#### The records ####

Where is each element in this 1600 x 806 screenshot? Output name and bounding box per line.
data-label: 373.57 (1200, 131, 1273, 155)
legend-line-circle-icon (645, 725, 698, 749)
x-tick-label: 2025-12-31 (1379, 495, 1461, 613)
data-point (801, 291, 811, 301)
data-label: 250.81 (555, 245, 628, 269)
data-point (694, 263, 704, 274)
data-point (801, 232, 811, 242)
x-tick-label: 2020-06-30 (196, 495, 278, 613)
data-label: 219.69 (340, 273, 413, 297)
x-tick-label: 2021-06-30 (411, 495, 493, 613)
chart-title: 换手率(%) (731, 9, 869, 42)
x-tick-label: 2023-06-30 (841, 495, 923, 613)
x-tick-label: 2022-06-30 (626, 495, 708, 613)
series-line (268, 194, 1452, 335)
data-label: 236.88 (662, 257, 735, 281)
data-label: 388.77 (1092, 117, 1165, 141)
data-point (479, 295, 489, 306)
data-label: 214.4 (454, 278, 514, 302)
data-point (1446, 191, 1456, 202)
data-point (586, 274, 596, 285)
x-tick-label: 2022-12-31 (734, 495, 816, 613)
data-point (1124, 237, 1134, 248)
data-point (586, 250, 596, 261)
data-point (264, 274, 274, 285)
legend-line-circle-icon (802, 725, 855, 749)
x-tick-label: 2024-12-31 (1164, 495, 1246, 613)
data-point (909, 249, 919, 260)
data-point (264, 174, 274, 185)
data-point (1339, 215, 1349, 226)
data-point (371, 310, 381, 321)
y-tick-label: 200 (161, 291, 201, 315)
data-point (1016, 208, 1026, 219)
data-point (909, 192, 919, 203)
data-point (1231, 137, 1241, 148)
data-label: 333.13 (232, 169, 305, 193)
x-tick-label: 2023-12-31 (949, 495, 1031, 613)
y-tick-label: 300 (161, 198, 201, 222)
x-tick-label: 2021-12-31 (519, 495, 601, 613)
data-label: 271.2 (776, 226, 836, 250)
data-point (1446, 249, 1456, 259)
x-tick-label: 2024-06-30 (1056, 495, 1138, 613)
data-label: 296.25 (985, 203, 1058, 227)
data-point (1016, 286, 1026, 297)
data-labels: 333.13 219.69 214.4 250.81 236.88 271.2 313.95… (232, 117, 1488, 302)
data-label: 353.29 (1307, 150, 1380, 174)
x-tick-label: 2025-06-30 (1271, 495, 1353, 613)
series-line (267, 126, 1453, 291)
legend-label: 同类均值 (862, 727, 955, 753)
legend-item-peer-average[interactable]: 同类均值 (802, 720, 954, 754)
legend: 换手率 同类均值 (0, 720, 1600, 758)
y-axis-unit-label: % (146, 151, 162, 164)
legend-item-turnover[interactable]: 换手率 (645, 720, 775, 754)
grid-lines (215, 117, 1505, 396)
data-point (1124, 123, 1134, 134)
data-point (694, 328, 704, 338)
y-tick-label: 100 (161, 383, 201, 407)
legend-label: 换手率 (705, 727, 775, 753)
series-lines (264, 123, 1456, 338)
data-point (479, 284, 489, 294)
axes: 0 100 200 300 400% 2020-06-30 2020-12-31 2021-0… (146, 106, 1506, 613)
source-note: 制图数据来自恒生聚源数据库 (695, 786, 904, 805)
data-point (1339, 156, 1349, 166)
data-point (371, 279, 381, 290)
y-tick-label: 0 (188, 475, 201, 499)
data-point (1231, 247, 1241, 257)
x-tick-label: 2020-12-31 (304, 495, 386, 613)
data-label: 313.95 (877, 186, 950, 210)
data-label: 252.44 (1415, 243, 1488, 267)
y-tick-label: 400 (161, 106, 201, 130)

####

_Task_. Copy every row above line for line, keeping each one word for word.

_Exercise answer_.
Where is each element in this 1600 x 806 screenshot? Output name and bounding box per line.
data-label: 373.57 (1200, 131, 1273, 155)
legend-line-circle-icon (645, 725, 698, 749)
x-tick-label: 2025-12-31 (1379, 495, 1461, 613)
data-point (801, 291, 811, 301)
data-label: 250.81 (555, 245, 628, 269)
data-point (694, 263, 704, 274)
data-point (801, 232, 811, 242)
x-tick-label: 2020-06-30 (196, 495, 278, 613)
data-label: 219.69 (340, 273, 413, 297)
x-tick-label: 2021-06-30 (411, 495, 493, 613)
chart-title: 换手率(%) (731, 9, 869, 42)
x-tick-label: 2023-06-30 (841, 495, 923, 613)
x-tick-label: 2022-06-30 (626, 495, 708, 613)
series-line (268, 194, 1452, 335)
data-label: 236.88 (662, 257, 735, 281)
data-label: 388.77 (1092, 117, 1165, 141)
data-point (479, 295, 489, 306)
data-label: 214.4 (454, 278, 514, 302)
data-point (1446, 191, 1456, 202)
data-point (586, 274, 596, 285)
x-tick-label: 2022-12-31 (734, 495, 816, 613)
data-point (1124, 237, 1134, 248)
data-point (586, 250, 596, 261)
data-point (264, 274, 274, 285)
legend-line-circle-icon (802, 725, 855, 749)
x-tick-label: 2024-12-31 (1164, 495, 1246, 613)
data-point (909, 249, 919, 260)
data-point (264, 174, 274, 185)
data-point (1339, 215, 1349, 226)
data-point (371, 310, 381, 321)
y-tick-label: 200 (161, 291, 201, 315)
data-point (1016, 208, 1026, 219)
data-point (909, 192, 919, 203)
data-point (1231, 137, 1241, 148)
data-label: 333.13 (232, 169, 305, 193)
x-tick-label: 2023-12-31 (949, 495, 1031, 613)
y-tick-label: 300 (161, 198, 201, 222)
x-tick-label: 2021-12-31 (519, 495, 601, 613)
data-label: 271.2 (776, 226, 836, 250)
data-point (1446, 249, 1456, 259)
x-tick-label: 2024-06-30 (1056, 495, 1138, 613)
data-label: 296.25 (985, 203, 1058, 227)
data-point (1016, 286, 1026, 297)
data-labels: 333.13 219.69 214.4 250.81 236.88 271.2 313.95… (232, 117, 1488, 302)
data-label: 353.29 (1307, 150, 1380, 174)
x-tick-label: 2025-06-30 (1271, 495, 1353, 613)
series-line (267, 126, 1453, 291)
legend-label: 同类均值 (862, 727, 955, 753)
legend-item-peer-average[interactable]: 同类均值 (802, 720, 954, 754)
legend: 换手率 同类均值 (0, 720, 1600, 758)
y-axis-unit-label: % (146, 151, 162, 164)
legend-item-turnover[interactable]: 换手率 (645, 720, 775, 754)
grid-lines (215, 117, 1505, 396)
data-point (1124, 123, 1134, 134)
data-point (694, 328, 704, 338)
y-tick-label: 100 (161, 383, 201, 407)
legend-label: 换手率 (705, 727, 775, 753)
series-lines (264, 123, 1456, 338)
data-point (479, 284, 489, 294)
axes: 0 100 200 300 400% 2020-06-30 2020-12-31 2021-0… (146, 106, 1506, 613)
source-note: 制图数据来自恒生聚源数据库 (695, 786, 904, 805)
data-point (1339, 156, 1349, 166)
data-point (371, 279, 381, 290)
y-tick-label: 0 (188, 475, 201, 499)
data-point (1231, 247, 1241, 257)
x-tick-label: 2020-12-31 (304, 495, 386, 613)
data-label: 313.95 (877, 186, 950, 210)
data-label: 252.44 (1415, 243, 1488, 267)
y-tick-label: 400 (161, 106, 201, 130)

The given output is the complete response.